Things to do:
a) Can you quote the stretch of the experiment tracking guide from "Where Data is" through "(figures, models, reports)" word for word?
b) Could you carry on writing the MLflow experiment tracking guide past its final line?

Document passage:
* * * *

Experiment Tracking Guide

Setup

MLflow is included as a core dependency of orchard-ml. No extra install needed:

pip install orchard-ml

Configuration

Add a tracking: section to any recipe YAML:

tracking:
  enabled: true
  experiment_name: "my_experiment"

If the section is absent or enabled: false, the pipeline runs identically with zero overhead.

Where Data is Stored

All tracking data is stored in a single SQLite database at the project root:

orchard-ml/
├── mlruns.db          # MLflow tracking database
├── outputs/
│   └── 20260215_.../  # Run artifacts (figures, models, reports)

The mlruns.db file is created automatically on the first tracked run and is already in .gitignore.

MLflow UI

Launch the MLflow dashboard to browse experiments:

mlflow ui --backend-store-uri sqlite:///mlruns.db

Then open http://127.0.0.1:5000 in a browser.

Querying Runs Programmatically

List All Runs

import mlflow

mlflow.set_tracking_uri("sqlite:///mlruns.db")
runs = mlflow.search_runs(experiment_names=["orchard-ml"])
print(runs[["run_id", "params.dataset.name", "metrics.test_accuracy", "metrics.val_auc"]])

Compare Runs by Dataset

runs = mlflow.search_runs(
    experiment_names=["orchard-ml"],
    filter_string="params.dataset.name = 'pathmnist'",
    order_by=["metrics.test_accuracy DESC"],
)
print(runs[["run_id", "params.architecture.name", "metrics.test_accuracy"]].head(10))

Get Best Run

best = mlflow.search_runs(
    experiment_names=["orchard-ml"],
    order_by=["metrics.test_accuracy DESC"],
    max_results=1,
).iloc[0]

print(f"Best run: {best.run_id}")
print(f"  Model:    {best['params.architecture.name']}")

* * * *

Stored rows:
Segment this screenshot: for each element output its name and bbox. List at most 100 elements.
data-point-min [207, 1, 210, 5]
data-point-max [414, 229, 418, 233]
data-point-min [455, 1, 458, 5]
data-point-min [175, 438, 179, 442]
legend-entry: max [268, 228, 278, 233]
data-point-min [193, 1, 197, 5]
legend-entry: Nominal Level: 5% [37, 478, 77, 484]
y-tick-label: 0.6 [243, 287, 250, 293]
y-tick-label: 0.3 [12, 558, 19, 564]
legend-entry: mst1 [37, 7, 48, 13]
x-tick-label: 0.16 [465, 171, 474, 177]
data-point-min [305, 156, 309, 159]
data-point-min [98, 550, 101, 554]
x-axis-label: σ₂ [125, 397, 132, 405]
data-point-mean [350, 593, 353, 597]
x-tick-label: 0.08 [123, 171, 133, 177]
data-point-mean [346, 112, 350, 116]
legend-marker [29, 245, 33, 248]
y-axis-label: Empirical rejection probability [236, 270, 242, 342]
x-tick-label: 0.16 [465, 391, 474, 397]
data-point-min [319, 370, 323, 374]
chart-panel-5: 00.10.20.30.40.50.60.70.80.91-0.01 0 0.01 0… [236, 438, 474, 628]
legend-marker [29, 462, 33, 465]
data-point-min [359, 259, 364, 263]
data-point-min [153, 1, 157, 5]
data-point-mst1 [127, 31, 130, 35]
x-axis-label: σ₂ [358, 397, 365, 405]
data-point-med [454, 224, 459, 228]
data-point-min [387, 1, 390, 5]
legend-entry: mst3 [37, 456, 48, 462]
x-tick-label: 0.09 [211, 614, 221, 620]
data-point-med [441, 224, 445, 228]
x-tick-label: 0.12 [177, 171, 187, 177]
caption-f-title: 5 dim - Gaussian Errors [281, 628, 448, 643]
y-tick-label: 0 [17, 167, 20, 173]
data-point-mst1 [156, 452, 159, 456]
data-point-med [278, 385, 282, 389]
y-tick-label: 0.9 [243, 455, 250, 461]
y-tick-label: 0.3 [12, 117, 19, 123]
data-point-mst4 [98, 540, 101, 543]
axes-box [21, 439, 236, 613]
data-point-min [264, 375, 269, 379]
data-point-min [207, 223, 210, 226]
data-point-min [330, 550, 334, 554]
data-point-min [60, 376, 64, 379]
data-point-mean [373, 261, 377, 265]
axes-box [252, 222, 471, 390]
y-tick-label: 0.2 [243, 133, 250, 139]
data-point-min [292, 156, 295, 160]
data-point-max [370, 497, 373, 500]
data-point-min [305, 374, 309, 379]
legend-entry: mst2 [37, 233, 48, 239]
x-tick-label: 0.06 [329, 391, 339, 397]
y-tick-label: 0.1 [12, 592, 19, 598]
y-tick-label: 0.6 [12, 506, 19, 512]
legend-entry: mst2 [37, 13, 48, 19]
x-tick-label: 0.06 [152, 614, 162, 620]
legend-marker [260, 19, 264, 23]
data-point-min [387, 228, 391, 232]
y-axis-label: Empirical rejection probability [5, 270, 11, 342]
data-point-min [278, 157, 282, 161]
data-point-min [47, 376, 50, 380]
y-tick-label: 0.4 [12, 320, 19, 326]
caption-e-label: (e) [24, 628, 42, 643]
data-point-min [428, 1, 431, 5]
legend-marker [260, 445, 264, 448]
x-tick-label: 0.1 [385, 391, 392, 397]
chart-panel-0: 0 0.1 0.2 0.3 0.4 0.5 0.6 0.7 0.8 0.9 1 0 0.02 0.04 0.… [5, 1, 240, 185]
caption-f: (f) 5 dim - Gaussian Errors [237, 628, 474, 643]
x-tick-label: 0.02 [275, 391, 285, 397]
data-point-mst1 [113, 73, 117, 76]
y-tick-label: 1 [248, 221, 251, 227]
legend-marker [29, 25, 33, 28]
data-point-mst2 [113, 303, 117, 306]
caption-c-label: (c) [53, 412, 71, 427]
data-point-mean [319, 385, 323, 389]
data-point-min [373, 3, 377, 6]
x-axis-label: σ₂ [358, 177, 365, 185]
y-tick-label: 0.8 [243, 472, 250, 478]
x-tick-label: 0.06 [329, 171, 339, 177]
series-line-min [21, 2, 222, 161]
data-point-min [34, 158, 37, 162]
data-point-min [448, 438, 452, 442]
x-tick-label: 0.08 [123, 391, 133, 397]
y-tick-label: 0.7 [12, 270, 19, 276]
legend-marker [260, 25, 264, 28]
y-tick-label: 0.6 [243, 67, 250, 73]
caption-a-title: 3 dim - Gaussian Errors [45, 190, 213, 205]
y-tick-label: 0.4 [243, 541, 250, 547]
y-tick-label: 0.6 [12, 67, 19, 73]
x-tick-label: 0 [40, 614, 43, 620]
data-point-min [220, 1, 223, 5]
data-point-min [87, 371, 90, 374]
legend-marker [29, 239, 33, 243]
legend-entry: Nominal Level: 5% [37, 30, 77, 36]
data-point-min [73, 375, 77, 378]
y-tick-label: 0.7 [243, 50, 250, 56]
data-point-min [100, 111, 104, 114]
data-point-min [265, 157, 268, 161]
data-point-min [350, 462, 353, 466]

* * * *

Exercise results:
a)
Where Data is Stored

All tracking data is stored in a single SQLite database at the project root:

orchard-ml/
├── mlruns.db          # MLflow tracking database
├── outputs/
│   └── 20260215_.../  # Run artifacts (figures, models, reports)

b)
print(f"  Accuracy: {best['metrics.test_accuracy']:.4f}")
print(f"  F1:       {best['metrics.test_macro_f1']:.4f}")

Plot Training Curves from a Run

client = mlflow.tracking.MlflowClient()
run_id = "your_run_id_here"

# Fetch per-epoch metrics
history = client.get_metric_history(run_id, "val_auc")
epochs = [m.step for m in history]
aucs = [m.value for m in history]

import matplotlib.pyplot as plt
plt.plot(epochs, aucs)
plt.xlabel("Epoch")
plt.ylabel("Val AUC")
plt.title("Validation AUC Over Training")
plt.show()

List Optuna Trials (Nested Runs)

parent_run_id = "your_parent_run_id"
trials = mlflow.search_runs(
    experiment_names=["orchard-ml"],
    filter_string=f"tags.mlflow.parentRunId = '{parent_run_id}'",
    order_by=["metrics.best_trial_metric DESC"],
)
print(trials[["tags.mlflow.runName", "metrics.best_trial_metric", "params.lr"]].head(10))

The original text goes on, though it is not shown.